■ Short problem ■
Turn every line of the listing below into a JSON list of strings, one string per line, with blank lines skipped and the picture left out.
#### Given information
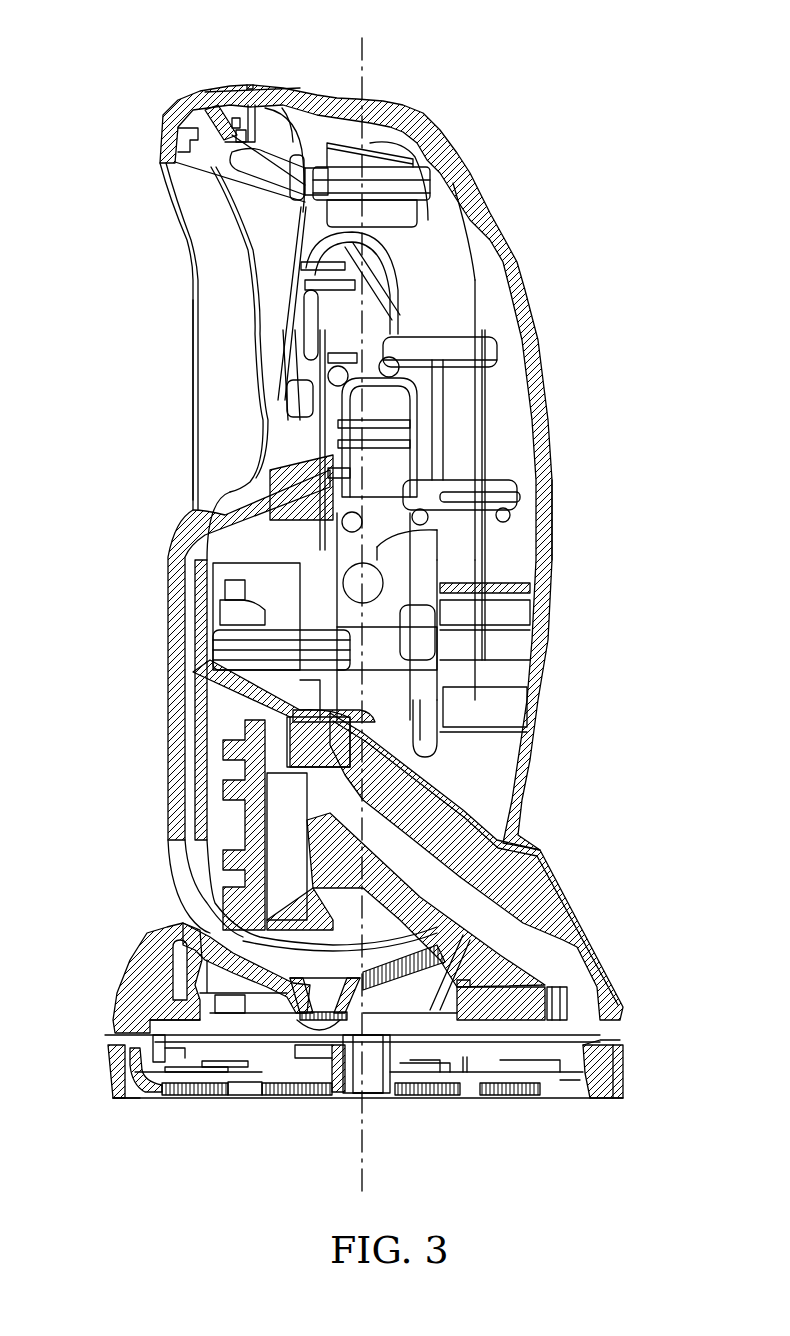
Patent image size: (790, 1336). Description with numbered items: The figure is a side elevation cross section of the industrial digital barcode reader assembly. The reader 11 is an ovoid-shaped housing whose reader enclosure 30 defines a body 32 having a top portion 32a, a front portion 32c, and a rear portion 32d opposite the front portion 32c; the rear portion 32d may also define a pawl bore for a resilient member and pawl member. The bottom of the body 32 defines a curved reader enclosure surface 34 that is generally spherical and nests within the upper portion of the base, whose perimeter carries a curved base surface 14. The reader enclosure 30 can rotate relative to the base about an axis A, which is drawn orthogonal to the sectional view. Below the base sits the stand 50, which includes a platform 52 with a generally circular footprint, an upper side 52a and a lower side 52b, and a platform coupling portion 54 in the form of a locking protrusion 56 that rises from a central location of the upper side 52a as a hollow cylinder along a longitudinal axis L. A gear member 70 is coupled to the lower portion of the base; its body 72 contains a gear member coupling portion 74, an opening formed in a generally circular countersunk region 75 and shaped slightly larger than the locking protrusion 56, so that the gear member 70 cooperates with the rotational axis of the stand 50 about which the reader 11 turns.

The longitudinal axis L is at (367, 50).
The reader enclosure 30 is at (527, 313).
The body 32 is at (493, 190).
The top portion 32a is at (278, 72).
The front portion 32c is at (163, 335).
The rear portion 32d is at (566, 428).
The reader 11 is at (153, 648).
The axis A is at (363, 743).
The curved reader enclosure surface 34 is at (200, 935).
The curved base surface 14 is at (140, 955).
The body 72 is at (523, 1057).
The platform 52 is at (613, 1093).
The upper side 52a is at (560, 1090).
The lower side 52b is at (138, 1102).
The stand 50 is at (618, 1060).
The locking protrusion 56 is at (340, 1080).
The platform coupling portion 54 is at (392, 1105).
The gear member coupling portion 74 is at (326, 1064).
The countersunk region 75 is at (421, 1077).
The gear member 70 is at (473, 1080).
########
■ Correct response ■
[
  "Patent image size: (790, 1336). Description with numbered items: The figure is a side elevation cross section of the industrial digital barcode reader assembly. The reader 11 is an ovoid-shaped housing whose reader enclosure 30 defines a body 32 having a top portion 32a, a front portion 32c, and a rear portion 32d opposite the front portion 32c; the rear portion 32d may also define a pawl bore for a resilient member and pawl member. The bottom of the body 32 defines a curved reader enclosure surface 34 that is generally spherical and nests within the upper portion of the base, whose perimeter carries a curved base surface 14. The reader enclosure 30 can rotate relative to the base about an axis A, which is drawn orthogonal to the sectional view. Below the base sits the stand 50, which includes a platform 52 with a generally circular footprint, an upper side 52a and a lower side 52b, and a platform coupling portion 54 in the form of a locking protrusion 56 that rises from a central location of the upper side 52a as a hollow cylinder along a longitudinal axis L. A gear member 70 is coupled to the lower portion of the base; its body 72 contains a gear member coupling portion 74, an opening formed in a generally circular countersunk region 75 and shaped slightly larger than the locking protrusion 56, so that the gear member 70 cooperates with the rotational axis of the stand 50 about which the reader 11 turns.",
  "The longitudinal axis L is at (367, 50).",
  "The reader enclosure 30 is at (527, 313).",
  "The body 32 is at (493, 190).",
  "The top portion 32a is at (278, 72).",
  "The front portion 32c is at (163, 335).",
  "The rear portion 32d is at (566, 428).",
  "The reader 11 is at (153, 648).",
  "The axis A is at (363, 743).",
  "The curved reader enclosure surface 34 is at (200, 935).",
  "The curved base surface 14 is at (140, 955).",
  "The body 72 is at (523, 1057).",
  "The platform 52 is at (613, 1093).",
  "The upper side 52a is at (560, 1090).",
  "The lower side 52b is at (138, 1102).",
  "The stand 50 is at (618, 1060).",
  "The locking protrusion 56 is at (340, 1080).",
  "The platform coupling portion 54 is at (392, 1105).",
  "The gear member coupling portion 74 is at (326, 1064).",
  "The countersunk region 75 is at (421, 1077).",
  "The gear member 70 is at (473, 1080)."
]